SOURCE EXTRACT below:

It was my trip to the V&A which moved me the most. All these tours, by the way, are free of charge, which seems so incredible that I’m several hundred feet into each building before I felings of guilt are left behind. In summary, this is a collection of religious artefacts from every period in recorded history, and some of the most beautiful statues ever wrought from solid marble. Each one is a miracle.
There is a monumental Koran from 1400 Egypt, and a similarly sized early copy of the Bible, all with lovingly created illuminations and vast protective binders. These were no throaway chiclits or arguist treatises, but works for generations, each easily the size of four drawing boards! Owning a book was once a very special thing indeed. And now? Meh.
I found eventually what I was looking for, a 1539 fresco entitled the Raising of Lazarus, by Perino del Vaga; the first fresco I have ever seen in real life. I could see that his pigments had been laid on especially thick, no doubt a secco,so that this was really just a painting on a stone background, but interesting nevertheless. Compare this to Michelangelo’s thin, decisive washes which became part of the stone; restorers say this subtle technique saved the pigments from salts which wanted to travel through the limestone. Where Michelangelo used heavier colours, in the shaded areas, you see more pronounced angry cracks as the salts wreaked havoc. But the highlighted areas of flesh are as bright as the day they were painted.
Next up were Rafael’s cartoons for the Vatican; it had never occurred to me that these full size preparatory drawings would be done in colour. Of course! The same pigments could be used, mixed with water as a binder, and worked into the paper, to be later incised and transferred to plaster.
All in all my conclusion is that the longest lasting, most awe inspiring works of man have been produced by his idea that he has a spiritual life whose dimensions dwarf the physical world. This feeling of grandeur is transmitted somehow through stone, marble, wood, plaster, paint, in words; lifeless materials which, when the mind of man impresses itself on them, can become things of beauty, outliving even the civilisations which spawned them. From where does that beauty come from? Only from the mind of man. If we find those things beautiful, we must also find the mind which created them equally beautiful, and from there, we could find their motivations and compare the difference between those creative, energetic and resourceful souls, and ourselves.
I don’t see much, if anything, in today’s society that will outlive us. Our electronics, our databases, our paperbacks, CDs and pre-fab buildings will be dust by the end of this century. All today’s critics so eager to vanquish fresh enemies will be forgotten, along with their immaculate point-by-point reasoning, their infallible logic, all lost to history. Who will want to preserve it? Nobody, because it has no beauty. Our works, at least, shall not condemn us in centuries to come, unless by a conspicuous absence.
What we can say is that we at least preserved these miraculous ancient monuments, from a time when people believed in something beyond themselves and that’s something to be proud of. For I think these works from the hands of long-dead craftsmen sacrificing their time for higher things will still be here in centuries to come, simply because people will want them to be, and take care of them accordingly just as they have up until now. Some things don’t change, and I find that very beautiful indeed.

End of SOURCE EXTRACT.
INFORMATION below:

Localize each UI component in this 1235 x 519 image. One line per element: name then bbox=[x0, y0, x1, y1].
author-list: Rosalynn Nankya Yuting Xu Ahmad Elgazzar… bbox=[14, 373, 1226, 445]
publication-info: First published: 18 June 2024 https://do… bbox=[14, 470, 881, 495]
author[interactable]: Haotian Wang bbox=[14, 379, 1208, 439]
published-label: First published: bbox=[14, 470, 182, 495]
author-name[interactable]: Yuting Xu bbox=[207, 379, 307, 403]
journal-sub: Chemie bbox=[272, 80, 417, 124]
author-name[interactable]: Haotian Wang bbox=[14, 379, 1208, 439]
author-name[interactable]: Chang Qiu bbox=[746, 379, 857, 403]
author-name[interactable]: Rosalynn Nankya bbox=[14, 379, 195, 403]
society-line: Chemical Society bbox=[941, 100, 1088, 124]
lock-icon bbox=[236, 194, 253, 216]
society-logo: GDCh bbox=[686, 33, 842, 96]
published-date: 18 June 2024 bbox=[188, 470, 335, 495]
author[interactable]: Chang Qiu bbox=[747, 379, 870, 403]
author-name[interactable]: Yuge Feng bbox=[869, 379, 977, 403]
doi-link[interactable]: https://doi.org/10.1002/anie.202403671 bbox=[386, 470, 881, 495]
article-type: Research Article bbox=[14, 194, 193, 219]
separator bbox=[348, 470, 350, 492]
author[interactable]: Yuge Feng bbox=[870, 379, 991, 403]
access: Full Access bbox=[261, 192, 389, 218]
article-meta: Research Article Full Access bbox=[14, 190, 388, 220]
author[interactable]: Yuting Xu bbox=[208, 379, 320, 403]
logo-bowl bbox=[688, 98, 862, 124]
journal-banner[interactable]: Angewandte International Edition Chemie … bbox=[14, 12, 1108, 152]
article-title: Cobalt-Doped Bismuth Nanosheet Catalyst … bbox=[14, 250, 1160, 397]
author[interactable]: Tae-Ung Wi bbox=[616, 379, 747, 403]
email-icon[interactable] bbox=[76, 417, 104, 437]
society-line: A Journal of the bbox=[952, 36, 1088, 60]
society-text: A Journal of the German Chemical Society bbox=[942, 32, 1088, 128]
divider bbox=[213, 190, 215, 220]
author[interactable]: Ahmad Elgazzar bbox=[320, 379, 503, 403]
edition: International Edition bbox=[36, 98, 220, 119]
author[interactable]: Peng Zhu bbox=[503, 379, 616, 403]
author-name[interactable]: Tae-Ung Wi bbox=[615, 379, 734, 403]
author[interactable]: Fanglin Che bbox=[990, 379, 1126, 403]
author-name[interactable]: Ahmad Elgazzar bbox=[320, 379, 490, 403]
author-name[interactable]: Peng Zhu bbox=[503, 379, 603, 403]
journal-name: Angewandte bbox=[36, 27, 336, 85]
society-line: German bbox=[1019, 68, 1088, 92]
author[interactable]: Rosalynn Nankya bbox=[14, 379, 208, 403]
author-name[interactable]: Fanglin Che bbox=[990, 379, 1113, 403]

End of INFORMATION.

> **WORK TO COMPLETE**
Answer these questions about the account of the V&A visit.
(a) From what year and country is the monumental Koran?
(b) Who painted the 1539 fresco titled the Raising of Lazarus?
(c) Which present-day things does the writer expect to be dust by the end of this century?

> **OUTPUT FOR THIS EXERCISE**
(a) 1400, Egypt.
(b) Perino del Vaga.
(c) Our electronics, our databases, our paperbacks, CDs and pre-fab buildings.